◆ A block of data:
** Start **

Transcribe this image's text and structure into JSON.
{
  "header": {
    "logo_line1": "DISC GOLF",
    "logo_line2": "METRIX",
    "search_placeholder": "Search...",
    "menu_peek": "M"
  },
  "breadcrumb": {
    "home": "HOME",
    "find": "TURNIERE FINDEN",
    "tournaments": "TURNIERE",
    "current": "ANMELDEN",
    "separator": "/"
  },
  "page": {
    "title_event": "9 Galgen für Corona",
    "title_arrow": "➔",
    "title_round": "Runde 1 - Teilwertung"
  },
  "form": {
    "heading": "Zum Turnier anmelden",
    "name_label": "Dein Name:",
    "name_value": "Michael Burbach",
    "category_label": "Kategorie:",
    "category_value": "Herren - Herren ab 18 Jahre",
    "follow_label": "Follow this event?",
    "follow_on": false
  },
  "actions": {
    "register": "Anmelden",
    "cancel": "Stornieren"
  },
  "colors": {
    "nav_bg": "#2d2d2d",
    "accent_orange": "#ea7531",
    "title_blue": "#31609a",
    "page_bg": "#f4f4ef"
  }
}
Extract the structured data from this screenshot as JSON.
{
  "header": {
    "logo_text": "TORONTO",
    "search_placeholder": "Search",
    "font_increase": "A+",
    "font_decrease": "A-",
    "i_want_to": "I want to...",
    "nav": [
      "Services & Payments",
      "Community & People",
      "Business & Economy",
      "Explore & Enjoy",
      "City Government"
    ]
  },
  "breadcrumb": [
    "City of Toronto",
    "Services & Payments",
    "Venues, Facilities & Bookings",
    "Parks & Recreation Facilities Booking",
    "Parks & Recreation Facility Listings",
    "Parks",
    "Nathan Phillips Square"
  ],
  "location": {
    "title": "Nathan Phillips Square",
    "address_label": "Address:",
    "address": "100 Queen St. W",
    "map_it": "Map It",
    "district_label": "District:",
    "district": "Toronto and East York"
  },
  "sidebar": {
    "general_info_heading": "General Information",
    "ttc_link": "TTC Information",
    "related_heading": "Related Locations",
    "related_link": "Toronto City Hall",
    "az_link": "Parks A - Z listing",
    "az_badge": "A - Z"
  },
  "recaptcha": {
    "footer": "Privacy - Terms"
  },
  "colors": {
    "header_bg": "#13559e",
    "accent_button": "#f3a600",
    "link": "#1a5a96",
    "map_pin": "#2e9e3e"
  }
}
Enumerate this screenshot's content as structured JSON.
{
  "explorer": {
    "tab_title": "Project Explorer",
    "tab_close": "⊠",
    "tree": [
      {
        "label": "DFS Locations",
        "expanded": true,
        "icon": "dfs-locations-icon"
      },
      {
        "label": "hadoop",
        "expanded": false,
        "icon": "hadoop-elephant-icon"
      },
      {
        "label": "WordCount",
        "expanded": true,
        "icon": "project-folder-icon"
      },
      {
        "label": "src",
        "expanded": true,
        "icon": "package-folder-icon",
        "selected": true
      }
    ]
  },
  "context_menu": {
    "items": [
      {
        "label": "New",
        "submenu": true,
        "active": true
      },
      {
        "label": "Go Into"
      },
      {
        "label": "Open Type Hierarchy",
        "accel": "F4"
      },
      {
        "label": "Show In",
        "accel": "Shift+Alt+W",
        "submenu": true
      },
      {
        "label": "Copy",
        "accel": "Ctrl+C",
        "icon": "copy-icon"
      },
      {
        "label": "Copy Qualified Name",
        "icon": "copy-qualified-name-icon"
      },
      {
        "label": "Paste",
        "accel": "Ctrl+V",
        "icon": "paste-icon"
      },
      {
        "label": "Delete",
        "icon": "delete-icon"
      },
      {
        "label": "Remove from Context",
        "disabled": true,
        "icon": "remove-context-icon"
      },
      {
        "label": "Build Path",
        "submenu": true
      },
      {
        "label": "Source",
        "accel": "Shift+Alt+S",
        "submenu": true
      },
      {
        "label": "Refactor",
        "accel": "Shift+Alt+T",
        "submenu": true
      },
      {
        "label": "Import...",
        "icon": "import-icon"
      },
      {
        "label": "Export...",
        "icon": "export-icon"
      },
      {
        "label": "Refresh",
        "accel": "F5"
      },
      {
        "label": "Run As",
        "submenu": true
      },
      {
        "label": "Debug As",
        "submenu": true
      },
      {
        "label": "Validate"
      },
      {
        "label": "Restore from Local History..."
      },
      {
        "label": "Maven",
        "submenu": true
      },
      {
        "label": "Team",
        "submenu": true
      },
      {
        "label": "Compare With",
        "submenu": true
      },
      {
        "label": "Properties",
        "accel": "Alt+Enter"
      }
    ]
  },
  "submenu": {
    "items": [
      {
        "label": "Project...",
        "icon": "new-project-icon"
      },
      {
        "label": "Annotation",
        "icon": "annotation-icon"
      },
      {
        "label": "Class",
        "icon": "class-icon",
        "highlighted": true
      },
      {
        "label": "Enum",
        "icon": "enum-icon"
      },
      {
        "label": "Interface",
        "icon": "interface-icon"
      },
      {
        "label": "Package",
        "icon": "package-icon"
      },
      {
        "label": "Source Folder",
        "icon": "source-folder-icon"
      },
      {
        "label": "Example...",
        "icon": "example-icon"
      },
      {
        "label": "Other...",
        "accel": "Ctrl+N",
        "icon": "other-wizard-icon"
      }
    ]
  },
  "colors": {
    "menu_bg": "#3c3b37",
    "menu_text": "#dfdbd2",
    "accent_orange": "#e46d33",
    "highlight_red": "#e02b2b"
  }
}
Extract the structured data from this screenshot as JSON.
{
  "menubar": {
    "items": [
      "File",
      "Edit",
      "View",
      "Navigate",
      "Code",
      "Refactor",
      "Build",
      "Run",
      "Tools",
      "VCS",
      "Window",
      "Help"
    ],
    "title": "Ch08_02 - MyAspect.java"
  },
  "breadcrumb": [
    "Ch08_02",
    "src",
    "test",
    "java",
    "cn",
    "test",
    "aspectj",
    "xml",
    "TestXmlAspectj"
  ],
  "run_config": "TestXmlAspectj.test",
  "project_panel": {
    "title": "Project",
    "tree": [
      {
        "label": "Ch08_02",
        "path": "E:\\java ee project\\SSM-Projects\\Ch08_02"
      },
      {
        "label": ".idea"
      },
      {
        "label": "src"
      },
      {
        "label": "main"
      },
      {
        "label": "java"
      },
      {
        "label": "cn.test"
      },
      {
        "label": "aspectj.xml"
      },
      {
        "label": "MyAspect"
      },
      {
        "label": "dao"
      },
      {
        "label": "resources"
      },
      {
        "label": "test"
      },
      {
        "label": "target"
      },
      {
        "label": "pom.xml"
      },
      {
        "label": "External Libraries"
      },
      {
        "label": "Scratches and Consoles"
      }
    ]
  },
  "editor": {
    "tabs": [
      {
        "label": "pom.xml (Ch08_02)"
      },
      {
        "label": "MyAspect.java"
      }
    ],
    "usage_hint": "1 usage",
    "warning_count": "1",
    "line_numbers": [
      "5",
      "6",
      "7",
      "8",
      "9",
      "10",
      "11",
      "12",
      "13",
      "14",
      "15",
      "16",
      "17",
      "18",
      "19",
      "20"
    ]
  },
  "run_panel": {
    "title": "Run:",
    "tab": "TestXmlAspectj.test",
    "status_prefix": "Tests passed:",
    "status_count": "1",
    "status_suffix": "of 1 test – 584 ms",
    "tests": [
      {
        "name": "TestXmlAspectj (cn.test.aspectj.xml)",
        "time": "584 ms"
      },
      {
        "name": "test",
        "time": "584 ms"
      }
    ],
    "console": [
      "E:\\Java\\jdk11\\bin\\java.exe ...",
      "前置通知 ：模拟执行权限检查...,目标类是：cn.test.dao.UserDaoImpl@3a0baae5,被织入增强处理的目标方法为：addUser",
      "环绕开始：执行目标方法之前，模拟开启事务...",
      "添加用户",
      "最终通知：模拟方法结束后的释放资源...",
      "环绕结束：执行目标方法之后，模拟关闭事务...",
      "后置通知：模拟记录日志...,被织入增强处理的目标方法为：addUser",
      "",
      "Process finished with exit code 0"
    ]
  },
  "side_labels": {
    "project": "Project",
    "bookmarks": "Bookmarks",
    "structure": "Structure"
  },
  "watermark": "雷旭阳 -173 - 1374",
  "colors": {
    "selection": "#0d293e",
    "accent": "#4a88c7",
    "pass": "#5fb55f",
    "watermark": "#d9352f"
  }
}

** End **

In the entries above, find lines with "Nathan" and copy each.

    "Nathan Phillips Square"
    "title": "Nathan Phillips Square",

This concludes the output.